Scan the data beneath this task and copy each line that includes "Rediscovery".

— begin Supplied records —

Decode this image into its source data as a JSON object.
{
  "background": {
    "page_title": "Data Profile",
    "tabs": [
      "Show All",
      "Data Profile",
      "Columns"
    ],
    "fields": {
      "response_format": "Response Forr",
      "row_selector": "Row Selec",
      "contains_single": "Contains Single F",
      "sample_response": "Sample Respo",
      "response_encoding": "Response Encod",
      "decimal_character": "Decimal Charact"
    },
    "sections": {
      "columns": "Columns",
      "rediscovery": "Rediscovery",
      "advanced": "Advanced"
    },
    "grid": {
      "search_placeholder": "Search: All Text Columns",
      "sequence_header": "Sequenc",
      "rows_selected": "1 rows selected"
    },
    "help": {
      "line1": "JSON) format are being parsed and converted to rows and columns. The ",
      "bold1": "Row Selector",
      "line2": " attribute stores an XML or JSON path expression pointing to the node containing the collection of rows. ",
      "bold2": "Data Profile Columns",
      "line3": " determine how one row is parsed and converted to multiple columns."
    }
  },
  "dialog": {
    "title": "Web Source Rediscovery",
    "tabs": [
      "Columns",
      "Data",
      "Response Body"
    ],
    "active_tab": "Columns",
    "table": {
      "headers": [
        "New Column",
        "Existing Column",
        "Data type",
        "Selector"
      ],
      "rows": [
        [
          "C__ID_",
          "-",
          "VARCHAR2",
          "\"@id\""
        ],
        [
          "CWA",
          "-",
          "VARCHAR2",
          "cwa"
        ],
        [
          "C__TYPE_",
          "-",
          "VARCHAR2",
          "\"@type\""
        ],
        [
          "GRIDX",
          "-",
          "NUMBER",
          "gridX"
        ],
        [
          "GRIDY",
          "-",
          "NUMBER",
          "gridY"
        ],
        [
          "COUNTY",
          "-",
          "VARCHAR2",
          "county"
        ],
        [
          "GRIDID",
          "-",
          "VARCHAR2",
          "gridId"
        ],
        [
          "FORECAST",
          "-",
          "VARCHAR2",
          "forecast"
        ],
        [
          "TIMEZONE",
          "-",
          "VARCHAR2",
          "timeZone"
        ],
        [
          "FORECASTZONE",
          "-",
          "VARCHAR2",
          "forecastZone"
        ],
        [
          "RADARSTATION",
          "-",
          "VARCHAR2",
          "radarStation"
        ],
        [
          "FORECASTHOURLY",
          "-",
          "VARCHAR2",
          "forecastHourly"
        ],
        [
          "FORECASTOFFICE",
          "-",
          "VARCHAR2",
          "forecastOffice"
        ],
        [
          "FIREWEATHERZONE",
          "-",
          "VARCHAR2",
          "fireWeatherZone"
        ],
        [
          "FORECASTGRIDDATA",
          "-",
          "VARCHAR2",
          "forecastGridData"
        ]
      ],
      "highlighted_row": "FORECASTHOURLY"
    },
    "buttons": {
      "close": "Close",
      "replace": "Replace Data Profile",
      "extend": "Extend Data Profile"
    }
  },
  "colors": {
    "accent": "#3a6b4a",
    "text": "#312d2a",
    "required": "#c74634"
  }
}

— end Supplied records —

_Problem solution_
      "rediscovery": "Rediscovery",
    "title": "Web Source Rediscovery",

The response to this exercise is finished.